--- START PROVIDED DATA ---
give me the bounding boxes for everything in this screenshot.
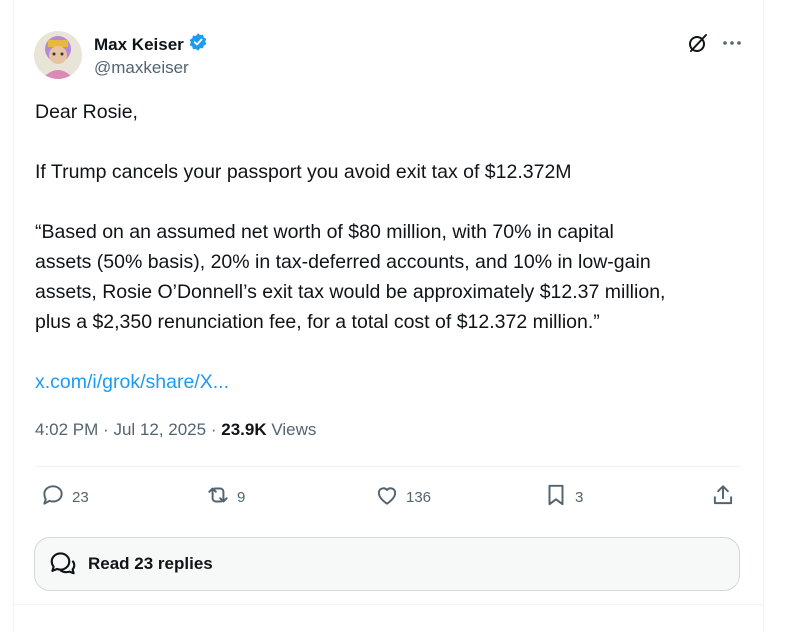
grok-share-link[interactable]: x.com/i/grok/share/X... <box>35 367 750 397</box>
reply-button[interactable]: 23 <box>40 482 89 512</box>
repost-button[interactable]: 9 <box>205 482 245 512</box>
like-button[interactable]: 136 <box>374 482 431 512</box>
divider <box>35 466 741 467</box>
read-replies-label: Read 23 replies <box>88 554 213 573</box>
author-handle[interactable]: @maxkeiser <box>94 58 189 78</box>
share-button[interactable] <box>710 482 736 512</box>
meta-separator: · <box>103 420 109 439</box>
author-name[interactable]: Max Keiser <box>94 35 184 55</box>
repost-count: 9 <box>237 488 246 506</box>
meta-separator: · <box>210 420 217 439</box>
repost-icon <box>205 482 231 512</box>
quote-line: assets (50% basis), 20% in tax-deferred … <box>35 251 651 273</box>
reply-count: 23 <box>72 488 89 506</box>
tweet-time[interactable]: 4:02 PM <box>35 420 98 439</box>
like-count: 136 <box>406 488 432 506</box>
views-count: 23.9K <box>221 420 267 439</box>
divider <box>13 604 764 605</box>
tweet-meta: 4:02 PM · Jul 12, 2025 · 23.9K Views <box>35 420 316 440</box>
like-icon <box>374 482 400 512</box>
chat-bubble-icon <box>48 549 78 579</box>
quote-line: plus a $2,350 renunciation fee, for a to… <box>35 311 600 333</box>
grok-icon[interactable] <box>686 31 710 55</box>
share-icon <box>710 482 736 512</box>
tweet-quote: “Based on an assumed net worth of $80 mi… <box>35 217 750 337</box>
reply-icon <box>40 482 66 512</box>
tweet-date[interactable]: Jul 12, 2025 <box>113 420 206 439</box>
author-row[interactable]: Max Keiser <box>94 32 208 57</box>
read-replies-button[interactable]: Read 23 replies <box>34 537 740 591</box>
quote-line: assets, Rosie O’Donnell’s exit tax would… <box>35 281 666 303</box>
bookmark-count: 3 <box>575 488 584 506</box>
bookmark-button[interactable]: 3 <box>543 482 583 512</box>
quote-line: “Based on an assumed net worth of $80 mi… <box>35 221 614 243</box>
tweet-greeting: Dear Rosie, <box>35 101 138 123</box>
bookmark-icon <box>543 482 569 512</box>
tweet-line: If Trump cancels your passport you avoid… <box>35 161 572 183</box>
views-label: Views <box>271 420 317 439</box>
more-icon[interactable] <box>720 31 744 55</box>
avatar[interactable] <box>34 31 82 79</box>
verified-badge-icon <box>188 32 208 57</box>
--- END PROVIDED DATA ---
Please reproduce these lines with each "quote-line" replaced by "quote-row" and everything else unchanged. Leave the pictures out of your answer.

give me the bounding boxes for everything in this screenshot.
grok-share-link[interactable]: x.com/i/grok/share/X... <box>35 367 750 397</box>
reply-button[interactable]: 23 <box>40 482 89 512</box>
repost-button[interactable]: 9 <box>205 482 245 512</box>
like-button[interactable]: 136 <box>374 482 431 512</box>
divider <box>35 466 741 467</box>
read-replies-label: Read 23 replies <box>88 554 213 573</box>
author-handle[interactable]: @maxkeiser <box>94 58 189 78</box>
share-button[interactable] <box>710 482 736 512</box>
meta-separator: · <box>103 420 109 439</box>
author-name[interactable]: Max Keiser <box>94 35 184 55</box>
repost-count: 9 <box>237 488 246 506</box>
meta-separator: · <box>210 420 217 439</box>
repost-icon <box>205 482 231 512</box>
quote-row: assets (50% basis), 20% in tax-deferred … <box>35 251 651 273</box>
reply-count: 23 <box>72 488 89 506</box>
tweet-time[interactable]: 4:02 PM <box>35 420 98 439</box>
like-count: 136 <box>406 488 432 506</box>
views-count: 23.9K <box>221 420 267 439</box>
divider <box>13 604 764 605</box>
tweet-meta: 4:02 PM · Jul 12, 2025 · 23.9K Views <box>35 420 316 440</box>
like-icon <box>374 482 400 512</box>
chat-bubble-icon <box>48 549 78 579</box>
quote-row: plus a $2,350 renunciation fee, for a to… <box>35 311 600 333</box>
grok-icon[interactable] <box>686 31 710 55</box>
share-icon <box>710 482 736 512</box>
tweet-quote: “Based on an assumed net worth of $80 mi… <box>35 217 750 337</box>
reply-icon <box>40 482 66 512</box>
tweet-date[interactable]: Jul 12, 2025 <box>113 420 206 439</box>
author-row[interactable]: Max Keiser <box>94 32 208 57</box>
read-replies-button[interactable]: Read 23 replies <box>34 537 740 591</box>
quote-row: assets, Rosie O’Donnell’s exit tax would… <box>35 281 666 303</box>
bookmark-count: 3 <box>575 488 584 506</box>
bookmark-button[interactable]: 3 <box>543 482 583 512</box>
quote-row: “Based on an assumed net worth of $80 mi… <box>35 221 614 243</box>
tweet-greeting: Dear Rosie, <box>35 101 138 123</box>
bookmark-icon <box>543 482 569 512</box>
tweet-line: If Trump cancels your passport you avoid… <box>35 161 572 183</box>
views-label: Views <box>271 420 317 439</box>
more-icon[interactable] <box>720 31 744 55</box>
avatar[interactable] <box>34 31 82 79</box>
verified-badge-icon <box>188 32 208 57</box>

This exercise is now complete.